With the string "JSON" as the filter, copy each matching line from the records.
==== Input records ====
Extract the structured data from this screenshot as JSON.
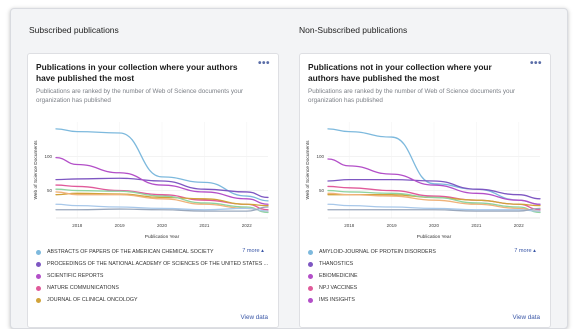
{
  "left": {
    "section_title": "Subscribed publications",
    "card": {
      "title": "Publications in your collection where your authors have published the most",
      "subtitle": "Publications are ranked by the number of Web of Science documents your organization has published",
      "more_label": "7 more ▴",
      "view_data_label": "View data",
      "legend": [
        {
          "label": "ABSTRACTS OF PAPERS OF THE AMERICAN CHEMICAL SOCIETY",
          "color": "#7db9dd"
        },
        {
          "label": "PROCEEDINGS OF THE NATIONAL ACADEMY OF SCIENCES OF THE UNITED STATES ...",
          "color": "#7e57c2"
        },
        {
          "label": "SCIENTIFIC REPORTS",
          "color": "#b34fc8"
        },
        {
          "label": "NATURE COMMUNICATIONS",
          "color": "#e05a9a"
        },
        {
          "label": "JOURNAL OF CLINICAL ONCOLOGY",
          "color": "#d1a33a"
        }
      ]
    }
  },
  "right": {
    "section_title": "Non-Subscribed publications",
    "card": {
      "title": "Publications not in your collection where your authors have published the most",
      "subtitle": "Publications are ranked by the number of Web of Science documents your organization has published",
      "more_label": "7 more ▴",
      "view_data_label": "View data",
      "legend": [
        {
          "label": "AMYLOID-JOURNAL OF PROTEIN DISORDERS",
          "color": "#7db9dd"
        },
        {
          "label": "THANOSTICS",
          "color": "#7e57c2"
        },
        {
          "label": "EBIOMEDICINE",
          "color": "#b34fc8"
        },
        {
          "label": "NPJ VACCINES",
          "color": "#e05a9a"
        },
        {
          "label": "IMS INSIGHTS",
          "color": "#b34fc8"
        }
      ]
    }
  },
  "chart_data": [
    {
      "type": "line",
      "xlabel": "Publication Year",
      "ylabel": "Web of Science Documents",
      "x": [
        2017.5,
        2018,
        2019,
        2020,
        2021,
        2022,
        2022.5
      ],
      "x_ticks": [
        "2018",
        "2019",
        "2020",
        "2021",
        "2022"
      ],
      "x_tick_values": [
        2018,
        2019,
        2020,
        2021,
        2022
      ],
      "y_ticks": [
        50,
        100
      ],
      "ylim": [
        10,
        150
      ],
      "series": [
        {
          "color": "#7db9dd",
          "values": [
            140,
            136,
            134,
            70,
            62,
            42,
            35
          ]
        },
        {
          "color": "#7e57c2",
          "values": [
            66,
            67,
            68,
            64,
            52,
            48,
            40
          ]
        },
        {
          "color": "#b34fc8",
          "values": [
            98,
            88,
            76,
            58,
            48,
            38,
            30
          ]
        },
        {
          "color": "#e05a9a",
          "values": [
            58,
            56,
            50,
            44,
            36,
            30,
            22
          ]
        },
        {
          "color": "#d1a33a",
          "values": [
            44,
            46,
            45,
            40,
            38,
            30,
            28
          ]
        },
        {
          "color": "#8fd3a0",
          "values": [
            52,
            50,
            49,
            42,
            32,
            26,
            18
          ]
        },
        {
          "color": "#f0b27a",
          "values": [
            48,
            44,
            44,
            38,
            30,
            24,
            20
          ]
        },
        {
          "color": "#a8c8ea",
          "values": [
            30,
            28,
            26,
            24,
            22,
            24,
            20
          ]
        },
        {
          "color": "#9aa8bd",
          "values": [
            22,
            22,
            23,
            22,
            20,
            20,
            26
          ]
        }
      ]
    },
    {
      "type": "line",
      "xlabel": "Publication Year",
      "ylabel": "Web of Science Documents",
      "x": [
        2017.5,
        2018,
        2019,
        2020,
        2021,
        2022,
        2022.5
      ],
      "x_ticks": [
        "2018",
        "2019",
        "2020",
        "2021",
        "2022"
      ],
      "x_tick_values": [
        2018,
        2019,
        2020,
        2021,
        2022
      ],
      "y_ticks": [
        50,
        100
      ],
      "ylim": [
        10,
        150
      ],
      "series": [
        {
          "color": "#7db9dd",
          "values": [
            140,
            136,
            128,
            60,
            52,
            36,
            30
          ]
        },
        {
          "color": "#7e57c2",
          "values": [
            64,
            66,
            66,
            64,
            52,
            44,
            38
          ]
        },
        {
          "color": "#b34fc8",
          "values": [
            96,
            86,
            74,
            58,
            46,
            36,
            30
          ]
        },
        {
          "color": "#e05a9a",
          "values": [
            56,
            54,
            50,
            42,
            36,
            30,
            22
          ]
        },
        {
          "color": "#d1a33a",
          "values": [
            44,
            44,
            44,
            40,
            36,
            30,
            28
          ]
        },
        {
          "color": "#8fd3a0",
          "values": [
            50,
            48,
            46,
            40,
            32,
            26,
            18
          ]
        },
        {
          "color": "#f0b27a",
          "values": [
            46,
            44,
            42,
            36,
            30,
            24,
            20
          ]
        },
        {
          "color": "#a8c8ea",
          "values": [
            30,
            28,
            26,
            24,
            22,
            22,
            20
          ]
        },
        {
          "color": "#9aa8bd",
          "values": [
            22,
            22,
            22,
            22,
            20,
            20,
            24
          ]
        }
      ]
    }
  ]
}
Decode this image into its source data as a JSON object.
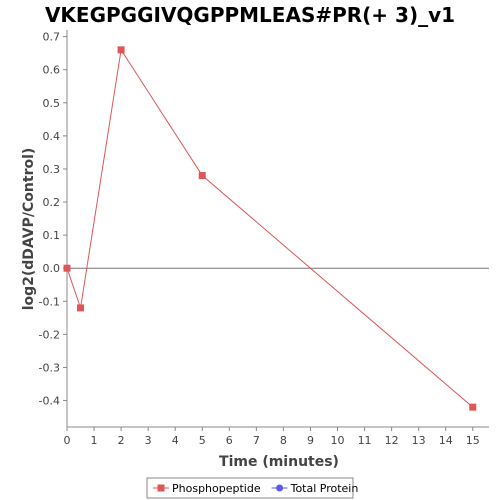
{
  "chart_data": {
    "type": "line",
    "title": "VKEGPGGIVQGPPMLEAS#PR(+ 3)_v1",
    "xlabel": "Time (minutes)",
    "ylabel": "log2(dDAVP/Control)",
    "xlim": [
      0,
      15.6
    ],
    "ylim": [
      -0.48,
      0.72
    ],
    "xticks": [
      0,
      1,
      2,
      3,
      4,
      5,
      6,
      7,
      8,
      9,
      10,
      11,
      12,
      13,
      14,
      15
    ],
    "yticks": [
      -0.4,
      -0.3,
      -0.2,
      -0.1,
      0.0,
      0.1,
      0.2,
      0.3,
      0.4,
      0.5,
      0.6,
      0.7
    ],
    "ytick_labels": [
      "-0.4",
      "-0.3",
      "-0.2",
      "-0.1",
      "0.0",
      "0.1",
      "0.2",
      "0.3",
      "0.4",
      "0.5",
      "0.6",
      "0.7"
    ],
    "zero_line": true,
    "grid": false,
    "legend_position": "bottom",
    "series": [
      {
        "name": "Phosphopeptide",
        "color": "#e05555",
        "marker": "square",
        "x": [
          0,
          0.5,
          2,
          5,
          15
        ],
        "y": [
          0.0,
          -0.12,
          0.66,
          0.28,
          -0.42
        ]
      },
      {
        "name": "Total Protein",
        "color": "#5a5ae6",
        "marker": "circle",
        "x": [],
        "y": []
      }
    ]
  }
}
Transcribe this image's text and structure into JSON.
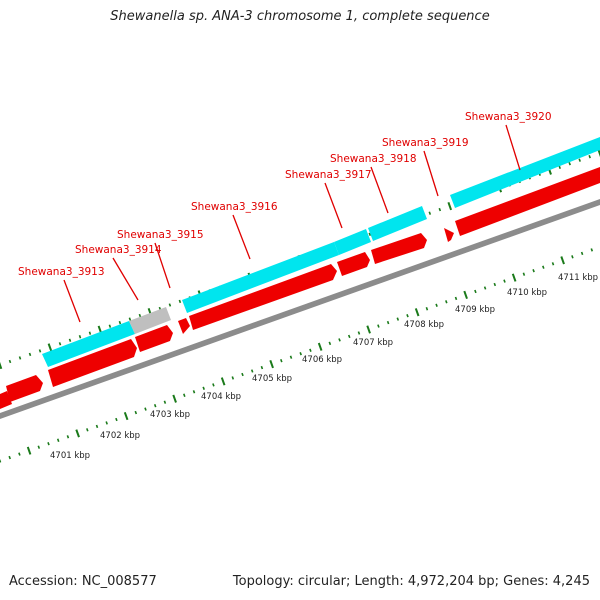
{
  "title": "Shewanella sp. ANA-3 chromosome 1, complete sequence",
  "footer": {
    "accession": "Accession: NC_008577",
    "summary": "Topology: circular; Length: 4,972,204 bp; Genes: 4,245"
  },
  "colors": {
    "cds_forward": "#00e5ee",
    "cds_reverse": "#ee0000",
    "pseudo": "#bfbfbf",
    "backbone": "#8c8c8c",
    "ticks": "#1a7a1a",
    "gene_label": "#e00000"
  },
  "gene_labels": [
    "Shewana3_3913",
    "Shewana3_3914",
    "Shewana3_3915",
    "Shewana3_3916",
    "Shewana3_3917",
    "Shewana3_3918",
    "Shewana3_3919",
    "Shewana3_3920"
  ],
  "kbp_labels": [
    "4701 kbp",
    "4702 kbp",
    "4703 kbp",
    "4704 kbp",
    "4705 kbp",
    "4706 kbp",
    "4707 kbp",
    "4708 kbp",
    "4709 kbp",
    "4710 kbp",
    "4711 kbp"
  ]
}
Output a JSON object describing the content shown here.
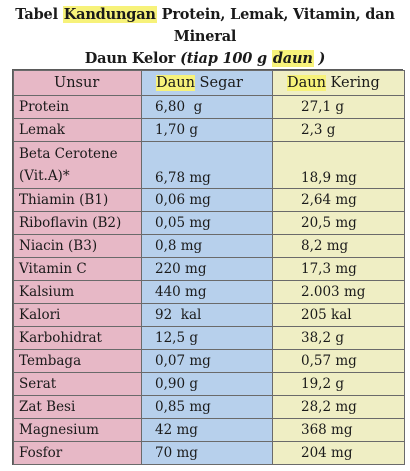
{
  "title": {
    "line1_prefix": "Tabel ",
    "line1_highlight": "Kandungan",
    "line1_suffix": " Protein, Lemak, Vitamin, dan Mineral",
    "line2_main": "Daun Kelor",
    "line2_note_open": " (tiap 100 g ",
    "line2_note_highlight": "daun",
    "line2_note_close": " )"
  },
  "headers": {
    "col1": "Unsur",
    "col2_highlight": "Daun",
    "col2_rest": " Segar",
    "col3_highlight": "Daun",
    "col3_rest": " Kering"
  },
  "rows": [
    {
      "unsur": "Protein",
      "segar": "6,80  g",
      "kering": "27,1 g"
    },
    {
      "unsur": "Lemak",
      "segar": "1,70 g",
      "kering": "2,3 g"
    },
    {
      "unsur_top": "Beta Cerotene",
      "unsur": "(Vit.A)*",
      "segar": "6,78 mg",
      "kering": "18,9 mg"
    },
    {
      "unsur": "Thiamin (B1)",
      "segar": "0,06 mg",
      "kering": "2,64 mg"
    },
    {
      "unsur": "Riboflavin (B2)",
      "segar": "0,05 mg",
      "kering": "20,5 mg"
    },
    {
      "unsur": "Niacin (B3)",
      "segar": "0,8 mg",
      "kering": "8,2 mg"
    },
    {
      "unsur": "Vitamin C",
      "segar": "220 mg",
      "kering": "17,3 mg"
    },
    {
      "unsur": "Kalsium",
      "segar": "440 mg",
      "kering": "2.003 mg"
    },
    {
      "unsur": "Kalori",
      "segar": "92  kal",
      "kering": "205 kal"
    },
    {
      "unsur": "Karbohidrat",
      "segar": "12,5 g",
      "kering": "38,2 g"
    },
    {
      "unsur": "Tembaga",
      "segar": "0,07 mg",
      "kering": "0,57 mg"
    },
    {
      "unsur": "Serat",
      "segar": "0,90 g",
      "kering": "19,2 g"
    },
    {
      "unsur": "Zat Besi",
      "segar": "0,85 mg",
      "kering": "28,2 mg"
    },
    {
      "unsur": "Magnesium",
      "segar": "42 mg",
      "kering": "368 mg"
    },
    {
      "unsur": "Fosfor",
      "segar": "70 mg",
      "kering": "204 mg"
    }
  ],
  "colors": {
    "col1_bg": "#e7b8c6",
    "col2_bg": "#b7d0ec",
    "col3_bg": "#efeec4",
    "highlight": "#f7f27a"
  }
}
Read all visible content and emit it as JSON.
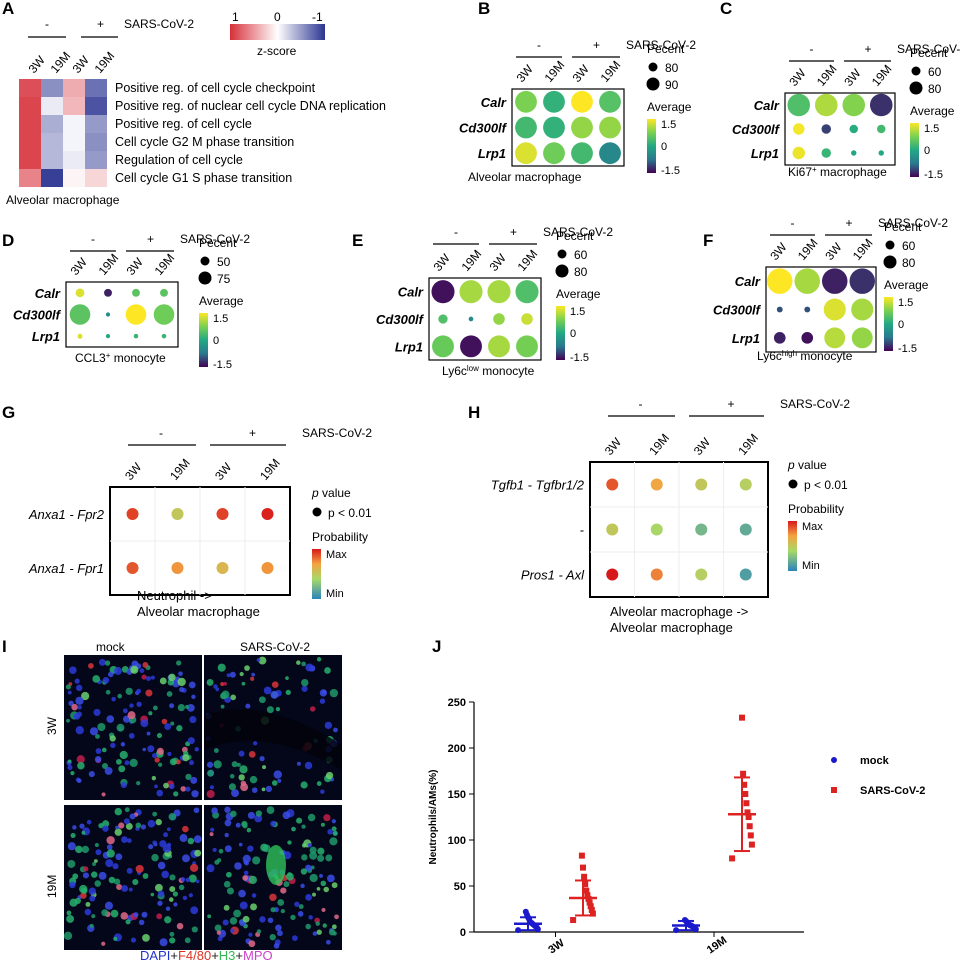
{
  "panel_letters": {
    "a": "A",
    "b": "B",
    "c": "C",
    "d": "D",
    "e": "E",
    "f": "F",
    "g": "G",
    "h": "H",
    "i": "I",
    "j": "J"
  },
  "common": {
    "minus": "-",
    "plus": "+",
    "sars": "SARS-CoV-2",
    "ages": [
      "3W",
      "19M",
      "3W",
      "19M"
    ],
    "genes": [
      "Calr",
      "Cd300lf",
      "Lrp1"
    ],
    "pecent": "Pecent",
    "average": "Average",
    "p_value_p": "p",
    "p_value_rest": " value",
    "p_thresh": "p < 0.01",
    "probability": "Probability",
    "max": "Max",
    "min": "Min"
  },
  "panel_a": {
    "scale_ticks": [
      "1",
      "0",
      "-1"
    ],
    "scale_label": "z-score",
    "rows": [
      "Positive reg. of cell cycle checkpoint",
      "Positive reg. of nuclear cell cycle DNA replication",
      "Positive reg. of cell cycle",
      "Cell cycle G2 M phase transition",
      "Regulation of cell cycle",
      "Cell cycle G1 S phase transition"
    ],
    "zscores": [
      [
        0.85,
        -0.55,
        0.4,
        -0.7
      ],
      [
        0.9,
        -0.1,
        0.35,
        -0.85
      ],
      [
        0.9,
        -0.4,
        -0.05,
        -0.5
      ],
      [
        0.9,
        -0.35,
        -0.05,
        -0.55
      ],
      [
        0.9,
        -0.35,
        -0.1,
        -0.5
      ],
      [
        0.6,
        -0.95,
        0.05,
        0.2
      ]
    ],
    "caption": "Alveolar macrophage"
  },
  "dot_panels": [
    {
      "id": "b",
      "caption_pre": "Alveolar macrophage",
      "caption_sup": "",
      "caption_post": "",
      "pct_legend": [
        "80",
        "90"
      ],
      "avg_ticks": [
        "1.5",
        "0",
        "-1.5"
      ],
      "dots": [
        [
          0.75,
          0.15,
          1.5,
          0.45
        ],
        [
          0.3,
          0.15,
          0.9,
          0.9
        ],
        [
          1.3,
          0.65,
          0.3,
          -0.5
        ]
      ],
      "sizes": [
        [
          0.9,
          0.9,
          0.9,
          0.9
        ],
        [
          0.9,
          0.9,
          0.9,
          0.9
        ],
        [
          0.9,
          0.9,
          0.9,
          0.9
        ]
      ]
    },
    {
      "id": "c",
      "caption_pre": "Ki67",
      "caption_sup": "+",
      "caption_post": " macrophage",
      "pct_legend": [
        "60",
        "80"
      ],
      "avg_ticks": [
        "1.5",
        "0",
        "-1.5"
      ],
      "dots": [
        [
          0.4,
          1.05,
          0.8,
          -1.2
        ],
        [
          1.45,
          -1.1,
          0.05,
          0.3
        ],
        [
          1.4,
          0.2,
          0.0,
          0.0
        ]
      ],
      "sizes": [
        [
          1.0,
          1.0,
          1.0,
          1.0
        ],
        [
          0.45,
          0.35,
          0.3,
          0.3
        ],
        [
          0.5,
          0.35,
          0.15,
          0.15
        ]
      ]
    },
    {
      "id": "d",
      "caption_pre": "CCL3",
      "caption_sup": "+",
      "caption_post": " monocyte",
      "pct_legend": [
        "50",
        "75"
      ],
      "avg_ticks": [
        "1.5",
        "0",
        "-1.5"
      ],
      "dots": [
        [
          1.3,
          -1.3,
          0.5,
          0.5
        ],
        [
          0.5,
          -0.4,
          1.5,
          0.65
        ],
        [
          1.3,
          0.0,
          0.2,
          0.2
        ]
      ],
      "sizes": [
        [
          0.35,
          0.3,
          0.3,
          0.3
        ],
        [
          1.0,
          0.1,
          1.0,
          1.0
        ],
        [
          0.15,
          0.1,
          0.12,
          0.12
        ]
      ]
    },
    {
      "id": "e",
      "caption_pre": "Ly6c",
      "caption_sup": "low",
      "caption_post": " monocyte",
      "pct_legend": [
        "60",
        "80"
      ],
      "avg_ticks": [
        "1.5",
        "0",
        "-1.5"
      ],
      "dots": [
        [
          -1.4,
          1.0,
          1.0,
          0.4
        ],
        [
          0.4,
          -0.5,
          0.9,
          1.2
        ],
        [
          0.6,
          -1.4,
          1.0,
          0.7
        ]
      ],
      "sizes": [
        [
          0.9,
          0.9,
          0.9,
          0.9
        ],
        [
          0.3,
          0.1,
          0.4,
          0.4
        ],
        [
          0.85,
          0.85,
          0.85,
          0.85
        ]
      ]
    },
    {
      "id": "f",
      "caption_pre": "Ly6c",
      "caption_sup": "high",
      "caption_post": " monocyte",
      "pct_legend": [
        "60",
        "80"
      ],
      "avg_ticks": [
        "1.5",
        "0",
        "-1.5"
      ],
      "dots": [
        [
          1.5,
          1.0,
          -1.3,
          -1.2
        ],
        [
          -1.0,
          -1.0,
          1.3,
          1.0
        ],
        [
          -1.3,
          -1.4,
          1.1,
          0.9
        ]
      ],
      "sizes": [
        [
          1.0,
          1.0,
          1.0,
          1.0
        ],
        [
          0.15,
          0.15,
          0.85,
          0.85
        ],
        [
          0.4,
          0.4,
          0.8,
          0.8
        ]
      ]
    }
  ],
  "panel_g": {
    "rows": [
      "Anxa1 - Fpr2",
      "Anxa1 - Fpr1"
    ],
    "probs": [
      [
        0.9,
        0.45,
        0.9,
        0.98
      ],
      [
        0.85,
        0.7,
        0.55,
        0.7
      ]
    ],
    "caption": [
      "Neutrophil ->",
      "Alveolar macrophage"
    ]
  },
  "panel_h": {
    "rows": [
      "Tgfb1 - Tgfbr1/2",
      "-",
      "Pros1 - Axl"
    ],
    "probs": [
      [
        0.85,
        0.65,
        0.45,
        0.4
      ],
      [
        0.45,
        0.35,
        0.2,
        0.15
      ],
      [
        1.0,
        0.75,
        0.4,
        0.1
      ]
    ],
    "caption": [
      "Alveolar macrophage ->",
      "Alveolar macrophage"
    ]
  },
  "panel_i": {
    "col_labels": [
      "mock",
      "SARS-CoV-2"
    ],
    "row_labels": [
      "3W",
      "19M"
    ],
    "stain_parts": [
      {
        "text": "DAPI",
        "color": "#2233cc"
      },
      {
        "text": "+",
        "color": "#222222"
      },
      {
        "text": "F4/80",
        "color": "#dd3322"
      },
      {
        "text": "+",
        "color": "#222222"
      },
      {
        "text": "H3",
        "color": "#33bb55"
      },
      {
        "text": "+",
        "color": "#222222"
      },
      {
        "text": "MPO",
        "color": "#cc44cc"
      }
    ]
  },
  "chart_data": {
    "type": "scatter",
    "ylabel": "Neutrophils/AMs(%)",
    "categories": [
      "3W",
      "19M"
    ],
    "ylim": [
      0,
      250
    ],
    "yticks": [
      "0",
      "50",
      "100",
      "150",
      "200",
      "250"
    ],
    "legend_placement": "right",
    "series": [
      {
        "name": "mock",
        "color": "#1a1acc",
        "marker": "circle",
        "groups": [
          {
            "category": "3W",
            "mean": 9,
            "sd": 7,
            "values": [
              2,
              3,
              5,
              6,
              7,
              8,
              9,
              10,
              11,
              14,
              16,
              19,
              22
            ]
          },
          {
            "category": "19M",
            "mean": 7,
            "sd": 5,
            "values": [
              2,
              3,
              4,
              5,
              6,
              7,
              7,
              8,
              9,
              10,
              12,
              13
            ]
          }
        ]
      },
      {
        "name": "SARS-CoV-2",
        "color": "#dd2222",
        "marker": "square",
        "groups": [
          {
            "category": "3W",
            "mean": 37,
            "sd": 19,
            "values": [
              13,
              20,
              24,
              28,
              32,
              36,
              40,
              45,
              52,
              60,
              70,
              83
            ]
          },
          {
            "category": "19M",
            "mean": 128,
            "sd": 40,
            "values": [
              80,
              95,
              105,
              115,
              125,
              130,
              140,
              150,
              160,
              172,
              233
            ]
          }
        ]
      }
    ]
  }
}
====
Task result:
Extract the structured data from this screenshot as JSON.
Decode this image into its source data as a JSON object.
Transcribe this image's text and structure into JSON.
Output a JSON object describing the content shown here.
Read all visible content and emit it as JSON.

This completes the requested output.